Raw records:
┄┄┄┄┄┄┄┄┄┄┄┄┄┄┄┄┄┄┄┄
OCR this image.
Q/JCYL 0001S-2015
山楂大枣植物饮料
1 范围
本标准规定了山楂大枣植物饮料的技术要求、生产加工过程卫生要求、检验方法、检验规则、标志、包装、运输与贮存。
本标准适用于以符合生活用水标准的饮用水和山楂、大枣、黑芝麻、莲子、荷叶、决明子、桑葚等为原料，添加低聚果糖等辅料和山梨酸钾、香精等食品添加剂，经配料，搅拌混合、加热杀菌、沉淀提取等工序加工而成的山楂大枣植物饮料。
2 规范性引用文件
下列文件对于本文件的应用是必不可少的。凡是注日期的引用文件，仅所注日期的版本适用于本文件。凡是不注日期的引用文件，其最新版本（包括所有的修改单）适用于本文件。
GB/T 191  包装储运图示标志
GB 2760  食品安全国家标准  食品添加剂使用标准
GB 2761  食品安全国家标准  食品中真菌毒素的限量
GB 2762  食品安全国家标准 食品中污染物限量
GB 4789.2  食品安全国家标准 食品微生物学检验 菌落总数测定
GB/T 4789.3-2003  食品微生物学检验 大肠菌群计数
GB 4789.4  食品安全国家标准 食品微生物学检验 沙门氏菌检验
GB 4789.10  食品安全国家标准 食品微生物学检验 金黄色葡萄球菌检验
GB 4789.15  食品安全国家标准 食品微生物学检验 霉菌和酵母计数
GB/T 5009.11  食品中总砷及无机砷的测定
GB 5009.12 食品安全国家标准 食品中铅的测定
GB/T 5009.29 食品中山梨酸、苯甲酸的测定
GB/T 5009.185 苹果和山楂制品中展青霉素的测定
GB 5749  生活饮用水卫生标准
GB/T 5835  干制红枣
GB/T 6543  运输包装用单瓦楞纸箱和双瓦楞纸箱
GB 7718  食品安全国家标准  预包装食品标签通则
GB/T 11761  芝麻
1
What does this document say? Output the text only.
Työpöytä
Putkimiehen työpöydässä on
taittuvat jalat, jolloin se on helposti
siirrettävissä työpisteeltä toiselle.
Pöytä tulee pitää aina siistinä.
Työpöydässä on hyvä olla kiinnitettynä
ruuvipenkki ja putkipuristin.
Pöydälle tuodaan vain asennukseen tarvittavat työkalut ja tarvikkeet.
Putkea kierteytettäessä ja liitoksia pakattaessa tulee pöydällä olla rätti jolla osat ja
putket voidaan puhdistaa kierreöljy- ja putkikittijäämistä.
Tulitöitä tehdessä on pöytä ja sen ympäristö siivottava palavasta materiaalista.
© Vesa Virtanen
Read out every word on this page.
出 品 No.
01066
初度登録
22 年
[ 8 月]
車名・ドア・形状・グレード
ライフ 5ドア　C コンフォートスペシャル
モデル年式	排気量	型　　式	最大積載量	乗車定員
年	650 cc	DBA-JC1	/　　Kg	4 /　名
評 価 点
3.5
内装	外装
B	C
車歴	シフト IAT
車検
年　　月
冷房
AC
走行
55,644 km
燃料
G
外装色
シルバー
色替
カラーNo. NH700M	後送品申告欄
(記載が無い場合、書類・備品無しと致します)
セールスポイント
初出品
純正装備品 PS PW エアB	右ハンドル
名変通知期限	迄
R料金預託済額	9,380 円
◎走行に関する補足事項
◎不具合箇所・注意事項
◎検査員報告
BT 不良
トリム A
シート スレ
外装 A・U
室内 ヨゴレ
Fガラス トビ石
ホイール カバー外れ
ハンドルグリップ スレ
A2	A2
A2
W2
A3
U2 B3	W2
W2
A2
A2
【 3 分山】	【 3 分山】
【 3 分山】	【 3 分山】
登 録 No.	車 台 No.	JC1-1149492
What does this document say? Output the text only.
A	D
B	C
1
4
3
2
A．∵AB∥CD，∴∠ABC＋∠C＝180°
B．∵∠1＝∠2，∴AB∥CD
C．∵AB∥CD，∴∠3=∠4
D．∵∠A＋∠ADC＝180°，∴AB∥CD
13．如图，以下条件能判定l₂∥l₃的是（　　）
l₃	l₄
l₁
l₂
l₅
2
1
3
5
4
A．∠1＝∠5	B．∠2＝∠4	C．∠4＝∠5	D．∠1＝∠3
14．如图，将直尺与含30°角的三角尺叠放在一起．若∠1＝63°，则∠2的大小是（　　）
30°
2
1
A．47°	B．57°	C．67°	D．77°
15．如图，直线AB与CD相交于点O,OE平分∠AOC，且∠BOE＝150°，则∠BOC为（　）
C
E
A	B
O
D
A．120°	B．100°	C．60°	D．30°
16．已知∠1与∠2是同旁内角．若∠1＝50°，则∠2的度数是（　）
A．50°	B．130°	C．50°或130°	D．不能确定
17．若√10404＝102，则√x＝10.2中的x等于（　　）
┄┄┄┄┄┄┄┄┄┄┄┄┄┄┄┄┄┄┄┄
> **Task**
Give the number of lines above that hold the word "this", and nothing more.

> **Final answer**
4